::: Source document

# LIS Robot



## modelnutz (Sep 21, 2009)

Question, does anyone make/sell a Robot in the same scale as the J2 ?


----------



## djnick66 (May 2, 2008)

No kit really but if you can get one of the Johnny Lightning die cast Robots they are quite nice and are about the right size. IMHO they are better detailed than the larger Moebius 1/24 scale Robot.


----------



## Moebius (Mar 15, 2007)

There will be a robot in with the Chariot/Pod kit that will be out later this year in matching scale. I'll see what I can do about something for the robot as a separate piece.


----------



## jeffking45 (Aug 31, 2008)

*1/32 scale b9*

will the robot be 100% accurate?


----------



## liskorea317 (Mar 27, 2009)

modelnutz said:


> Question, does anyone make/sell a Robot in the same scale as the J2 ?


Crow's Nest is developing a set of Robinson figures for the J-2. I THINK a robot is included. They do very nice work.

::::::

Task to complete ::
Answer these from the LIS Robot thread:
(a) Which maker's die cast Robots does djnick66 suggest?
(b) Which kit does Moebius say will include a robot in matching scale?
(c) Who is developing a set of Robinson figures for the J-2?

::: Excerpted data

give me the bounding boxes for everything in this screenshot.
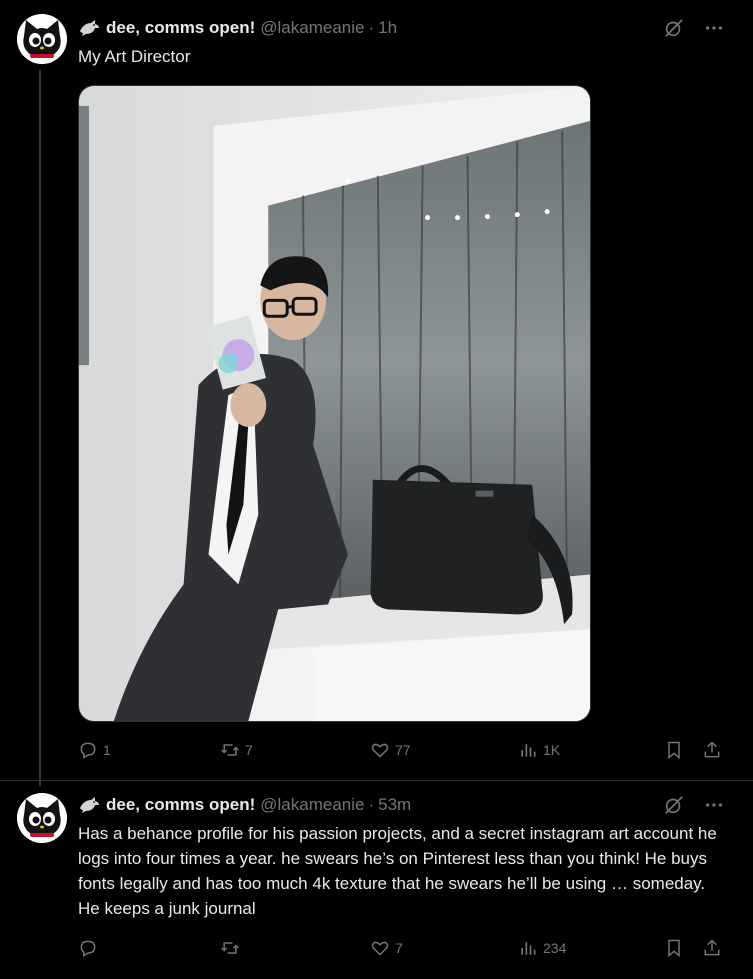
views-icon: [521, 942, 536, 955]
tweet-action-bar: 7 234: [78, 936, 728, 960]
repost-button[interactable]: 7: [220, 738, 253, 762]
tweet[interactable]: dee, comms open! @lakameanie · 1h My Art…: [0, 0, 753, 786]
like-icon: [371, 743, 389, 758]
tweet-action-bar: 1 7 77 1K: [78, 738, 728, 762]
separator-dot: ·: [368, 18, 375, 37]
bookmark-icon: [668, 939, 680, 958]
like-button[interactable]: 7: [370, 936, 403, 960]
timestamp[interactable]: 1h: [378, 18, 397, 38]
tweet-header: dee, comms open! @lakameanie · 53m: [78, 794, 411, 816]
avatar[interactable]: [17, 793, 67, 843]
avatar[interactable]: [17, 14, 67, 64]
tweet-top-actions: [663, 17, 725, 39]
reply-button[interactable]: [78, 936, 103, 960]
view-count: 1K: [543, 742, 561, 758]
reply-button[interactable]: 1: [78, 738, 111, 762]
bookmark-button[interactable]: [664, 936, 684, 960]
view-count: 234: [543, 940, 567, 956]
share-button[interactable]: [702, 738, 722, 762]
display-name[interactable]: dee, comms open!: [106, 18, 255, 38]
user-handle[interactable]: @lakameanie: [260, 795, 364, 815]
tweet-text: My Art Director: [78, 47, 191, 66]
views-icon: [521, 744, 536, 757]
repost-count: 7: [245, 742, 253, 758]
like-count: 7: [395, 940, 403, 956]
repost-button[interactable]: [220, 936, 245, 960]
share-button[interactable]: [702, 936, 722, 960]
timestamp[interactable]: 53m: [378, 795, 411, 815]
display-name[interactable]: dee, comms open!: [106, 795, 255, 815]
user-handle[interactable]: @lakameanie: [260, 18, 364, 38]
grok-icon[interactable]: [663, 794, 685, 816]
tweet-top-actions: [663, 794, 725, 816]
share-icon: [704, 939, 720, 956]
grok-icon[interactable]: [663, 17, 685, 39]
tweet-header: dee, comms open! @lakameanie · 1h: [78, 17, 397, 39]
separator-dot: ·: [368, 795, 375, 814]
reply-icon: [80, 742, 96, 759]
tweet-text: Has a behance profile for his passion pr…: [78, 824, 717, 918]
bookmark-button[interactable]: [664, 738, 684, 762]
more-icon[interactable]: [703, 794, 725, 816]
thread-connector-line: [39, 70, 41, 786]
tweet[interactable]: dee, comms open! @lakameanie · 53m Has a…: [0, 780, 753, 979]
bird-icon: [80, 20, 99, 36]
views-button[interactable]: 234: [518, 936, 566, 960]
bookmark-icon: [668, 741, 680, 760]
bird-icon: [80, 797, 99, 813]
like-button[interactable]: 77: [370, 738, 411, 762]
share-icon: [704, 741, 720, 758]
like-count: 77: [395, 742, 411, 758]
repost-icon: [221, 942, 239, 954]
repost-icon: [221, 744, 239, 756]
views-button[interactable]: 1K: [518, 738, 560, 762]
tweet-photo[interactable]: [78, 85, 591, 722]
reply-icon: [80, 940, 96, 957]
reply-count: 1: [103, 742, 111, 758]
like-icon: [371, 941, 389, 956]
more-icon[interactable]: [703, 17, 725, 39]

::::::

Exercise response ::
(a) Johnny Lightning
(b) The Chariot/Pod kit
(c) Crow's Nest